REQUIRED TASK >>
Reproduce the records below exactly as given.

....

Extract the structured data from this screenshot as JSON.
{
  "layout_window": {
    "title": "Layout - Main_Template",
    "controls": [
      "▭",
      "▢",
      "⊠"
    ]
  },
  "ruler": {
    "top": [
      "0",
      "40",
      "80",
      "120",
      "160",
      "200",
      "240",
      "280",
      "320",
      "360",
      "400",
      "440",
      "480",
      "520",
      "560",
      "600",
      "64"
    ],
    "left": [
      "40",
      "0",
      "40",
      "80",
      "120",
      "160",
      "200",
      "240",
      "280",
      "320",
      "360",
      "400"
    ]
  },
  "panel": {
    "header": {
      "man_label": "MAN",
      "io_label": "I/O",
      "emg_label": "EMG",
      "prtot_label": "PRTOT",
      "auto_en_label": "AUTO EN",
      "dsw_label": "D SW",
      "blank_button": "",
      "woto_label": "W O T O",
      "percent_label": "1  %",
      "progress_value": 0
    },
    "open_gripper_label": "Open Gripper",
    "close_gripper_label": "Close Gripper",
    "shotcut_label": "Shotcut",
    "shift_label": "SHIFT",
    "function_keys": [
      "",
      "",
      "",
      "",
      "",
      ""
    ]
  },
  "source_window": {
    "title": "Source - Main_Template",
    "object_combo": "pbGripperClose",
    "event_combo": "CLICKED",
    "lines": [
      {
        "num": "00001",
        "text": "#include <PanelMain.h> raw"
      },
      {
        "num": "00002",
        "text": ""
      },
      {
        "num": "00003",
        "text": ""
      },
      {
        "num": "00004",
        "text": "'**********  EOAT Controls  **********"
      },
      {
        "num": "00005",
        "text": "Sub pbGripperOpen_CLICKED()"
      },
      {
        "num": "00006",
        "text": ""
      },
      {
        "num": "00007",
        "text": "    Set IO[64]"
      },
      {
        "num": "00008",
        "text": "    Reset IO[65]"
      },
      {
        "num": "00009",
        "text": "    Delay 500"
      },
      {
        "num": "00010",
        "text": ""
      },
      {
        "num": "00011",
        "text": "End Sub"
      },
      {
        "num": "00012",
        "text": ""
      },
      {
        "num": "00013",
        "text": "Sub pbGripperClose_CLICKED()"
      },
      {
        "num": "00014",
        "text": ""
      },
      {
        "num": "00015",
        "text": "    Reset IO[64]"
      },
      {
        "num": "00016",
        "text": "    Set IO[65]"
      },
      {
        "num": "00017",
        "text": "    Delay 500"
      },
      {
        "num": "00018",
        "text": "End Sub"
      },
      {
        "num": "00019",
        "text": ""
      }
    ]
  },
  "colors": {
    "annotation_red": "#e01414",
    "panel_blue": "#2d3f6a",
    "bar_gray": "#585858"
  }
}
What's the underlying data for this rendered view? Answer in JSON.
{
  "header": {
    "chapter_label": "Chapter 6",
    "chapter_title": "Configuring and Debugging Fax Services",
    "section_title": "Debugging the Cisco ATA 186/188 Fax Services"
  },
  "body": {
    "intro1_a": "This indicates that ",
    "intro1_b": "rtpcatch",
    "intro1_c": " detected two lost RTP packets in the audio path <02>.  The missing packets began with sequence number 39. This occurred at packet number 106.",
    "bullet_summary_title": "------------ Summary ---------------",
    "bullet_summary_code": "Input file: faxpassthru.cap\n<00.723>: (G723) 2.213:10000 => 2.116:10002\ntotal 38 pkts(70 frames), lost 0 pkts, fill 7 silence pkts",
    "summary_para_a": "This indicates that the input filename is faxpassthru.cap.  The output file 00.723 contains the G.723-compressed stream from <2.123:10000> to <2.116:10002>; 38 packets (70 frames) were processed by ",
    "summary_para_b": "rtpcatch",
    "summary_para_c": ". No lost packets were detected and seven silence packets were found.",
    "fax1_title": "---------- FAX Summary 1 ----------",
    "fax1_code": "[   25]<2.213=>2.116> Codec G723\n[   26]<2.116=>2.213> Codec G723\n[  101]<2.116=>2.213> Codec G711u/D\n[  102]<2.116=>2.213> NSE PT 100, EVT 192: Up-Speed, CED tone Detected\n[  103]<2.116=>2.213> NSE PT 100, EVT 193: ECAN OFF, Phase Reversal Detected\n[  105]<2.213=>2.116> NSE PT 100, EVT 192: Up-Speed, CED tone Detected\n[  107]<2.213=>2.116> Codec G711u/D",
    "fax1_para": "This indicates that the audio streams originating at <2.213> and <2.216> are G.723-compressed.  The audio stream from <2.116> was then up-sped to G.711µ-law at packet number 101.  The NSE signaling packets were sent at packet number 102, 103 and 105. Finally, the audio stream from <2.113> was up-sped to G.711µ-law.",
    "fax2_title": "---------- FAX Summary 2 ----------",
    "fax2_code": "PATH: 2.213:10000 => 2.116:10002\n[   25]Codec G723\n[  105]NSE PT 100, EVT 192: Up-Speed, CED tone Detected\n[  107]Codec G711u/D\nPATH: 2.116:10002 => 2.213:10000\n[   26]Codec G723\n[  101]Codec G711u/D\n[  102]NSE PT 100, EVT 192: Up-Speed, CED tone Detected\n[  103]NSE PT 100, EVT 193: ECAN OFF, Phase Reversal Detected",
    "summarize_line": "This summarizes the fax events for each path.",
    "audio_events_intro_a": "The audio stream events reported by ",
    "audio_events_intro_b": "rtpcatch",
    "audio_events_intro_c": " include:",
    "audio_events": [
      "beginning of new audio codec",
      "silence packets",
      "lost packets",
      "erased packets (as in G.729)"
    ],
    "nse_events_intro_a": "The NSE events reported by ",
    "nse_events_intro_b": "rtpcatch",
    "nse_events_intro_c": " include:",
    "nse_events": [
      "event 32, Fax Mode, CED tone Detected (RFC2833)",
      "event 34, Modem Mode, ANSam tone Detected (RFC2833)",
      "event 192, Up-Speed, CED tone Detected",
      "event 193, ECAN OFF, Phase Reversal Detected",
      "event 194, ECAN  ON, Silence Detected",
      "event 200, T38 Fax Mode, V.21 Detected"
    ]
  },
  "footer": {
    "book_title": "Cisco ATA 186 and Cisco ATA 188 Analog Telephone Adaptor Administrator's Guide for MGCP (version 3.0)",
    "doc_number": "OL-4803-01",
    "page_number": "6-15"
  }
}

....

FULL RESPONSE >>
Extract the structured data from this screenshot as JSON.
{
  "layout_window": {
    "title": "Layout - Main_Template",
    "controls": [
      "▭",
      "▢",
      "⊠"
    ]
  },
  "ruler": {
    "top": [
      "0",
      "40",
      "80",
      "120",
      "160",
      "200",
      "240",
      "280",
      "320",
      "360",
      "400",
      "440",
      "480",
      "520",
      "560",
      "600",
      "64"
    ],
    "left": [
      "40",
      "0",
      "40",
      "80",
      "120",
      "160",
      "200",
      "240",
      "280",
      "320",
      "360",
      "400"
    ]
  },
  "panel": {
    "header": {
      "man_label": "MAN",
      "io_label": "I/O",
      "emg_label": "EMG",
      "prtot_label": "PRTOT",
      "auto_en_label": "AUTO EN",
      "dsw_label": "D SW",
      "blank_button": "",
      "woto_label": "W O T O",
      "percent_label": "1  %",
      "progress_value": 0
    },
    "open_gripper_label": "Open Gripper",
    "close_gripper_label": "Close Gripper",
    "shotcut_label": "Shotcut",
    "shift_label": "SHIFT",
    "function_keys": [
      "",
      "",
      "",
      "",
      "",
      ""
    ]
  },
  "source_window": {
    "title": "Source - Main_Template",
    "object_combo": "pbGripperClose",
    "event_combo": "CLICKED",
    "lines": [
      {
        "num": "00001",
        "text": "#include <PanelMain.h> raw"
      },
      {
        "num": "00002",
        "text": ""
      },
      {
        "num": "00003",
        "text": ""
      },
      {
        "num": "00004",
        "text": "'**********  EOAT Controls  **********"
      },
      {
        "num": "00005",
        "text": "Sub pbGripperOpen_CLICKED()"
      },
      {
        "num": "00006",
        "text": ""
      },
      {
        "num": "00007",
        "text": "    Set IO[64]"
      },
      {
        "num": "00008",
        "text": "    Reset IO[65]"
      },
      {
        "num": "00009",
        "text": "    Delay 500"
      },
      {
        "num": "00010",
        "text": ""
      },
      {
        "num": "00011",
        "text": "End Sub"
      },
      {
        "num": "00012",
        "text": ""
      },
      {
        "num": "00013",
        "text": "Sub pbGripperClose_CLICKED()"
      },
      {
        "num": "00014",
        "text": ""
      },
      {
        "num": "00015",
        "text": "    Reset IO[64]"
      },
      {
        "num": "00016",
        "text": "    Set IO[65]"
      },
      {
        "num": "00017",
        "text": "    Delay 500"
      },
      {
        "num": "00018",
        "text": "End Sub"
      },
      {
        "num": "00019",
        "text": ""
      }
    ]
  },
  "colors": {
    "annotation_red": "#e01414",
    "panel_blue": "#2d3f6a",
    "bar_gray": "#585858"
  }
}
What's the underlying data for this rendered view? Answer in JSON.
{
  "header": {
    "chapter_label": "Chapter 6",
    "chapter_title": "Configuring and Debugging Fax Services",
    "section_title": "Debugging the Cisco ATA 186/188 Fax Services"
  },
  "body": {
    "intro1_a": "This indicates that ",
    "intro1_b": "rtpcatch",
    "intro1_c": " detected two lost RTP packets in the audio path <02>.  The missing packets began with sequence number 39. This occurred at packet number 106.",
    "bullet_summary_title": "------------ Summary ---------------",
    "bullet_summary_code": "Input file: faxpassthru.cap\n<00.723>: (G723) 2.213:10000 => 2.116:10002\ntotal 38 pkts(70 frames), lost 0 pkts, fill 7 silence pkts",
    "summary_para_a": "This indicates that the input filename is faxpassthru.cap.  The output file 00.723 contains the G.723-compressed stream from <2.123:10000> to <2.116:10002>; 38 packets (70 frames) were processed by ",
    "summary_para_b": "rtpcatch",
    "summary_para_c": ". No lost packets were detected and seven silence packets were found.",
    "fax1_title": "---------- FAX Summary 1 ----------",
    "fax1_code": "[   25]<2.213=>2.116> Codec G723\n[   26]<2.116=>2.213> Codec G723\n[  101]<2.116=>2.213> Codec G711u/D\n[  102]<2.116=>2.213> NSE PT 100, EVT 192: Up-Speed, CED tone Detected\n[  103]<2.116=>2.213> NSE PT 100, EVT 193: ECAN OFF, Phase Reversal Detected\n[  105]<2.213=>2.116> NSE PT 100, EVT 192: Up-Speed, CED tone Detected\n[  107]<2.213=>2.116> Codec G711u/D",
    "fax1_para": "This indicates that the audio streams originating at <2.213> and <2.216> are G.723-compressed.  The audio stream from <2.116> was then up-sped to G.711µ-law at packet number 101.  The NSE signaling packets were sent at packet number 102, 103 and 105. Finally, the audio stream from <2.113> was up-sped to G.711µ-law.",
    "fax2_title": "---------- FAX Summary 2 ----------",
    "fax2_code": "PATH: 2.213:10000 => 2.116:10002\n[   25]Codec G723\n[  105]NSE PT 100, EVT 192: Up-Speed, CED tone Detected\n[  107]Codec G711u/D\nPATH: 2.116:10002 => 2.213:10000\n[   26]Codec G723\n[  101]Codec G711u/D\n[  102]NSE PT 100, EVT 192: Up-Speed, CED tone Detected\n[  103]NSE PT 100, EVT 193: ECAN OFF, Phase Reversal Detected",
    "summarize_line": "This summarizes the fax events for each path.",
    "audio_events_intro_a": "The audio stream events reported by ",
    "audio_events_intro_b": "rtpcatch",
    "audio_events_intro_c": " include:",
    "audio_events": [
      "beginning of new audio codec",
      "silence packets",
      "lost packets",
      "erased packets (as in G.729)"
    ],
    "nse_events_intro_a": "The NSE events reported by ",
    "nse_events_intro_b": "rtpcatch",
    "nse_events_intro_c": " include:",
    "nse_events": [
      "event 32, Fax Mode, CED tone Detected (RFC2833)",
      "event 34, Modem Mode, ANSam tone Detected (RFC2833)",
      "event 192, Up-Speed, CED tone Detected",
      "event 193, ECAN OFF, Phase Reversal Detected",
      "event 194, ECAN  ON, Silence Detected",
      "event 200, T38 Fax Mode, V.21 Detected"
    ]
  },
  "footer": {
    "book_title": "Cisco ATA 186 and Cisco ATA 188 Analog Telephone Adaptor Administrator's Guide for MGCP (version 3.0)",
    "doc_number": "OL-4803-01",
    "page_number": "6-15"
  }
}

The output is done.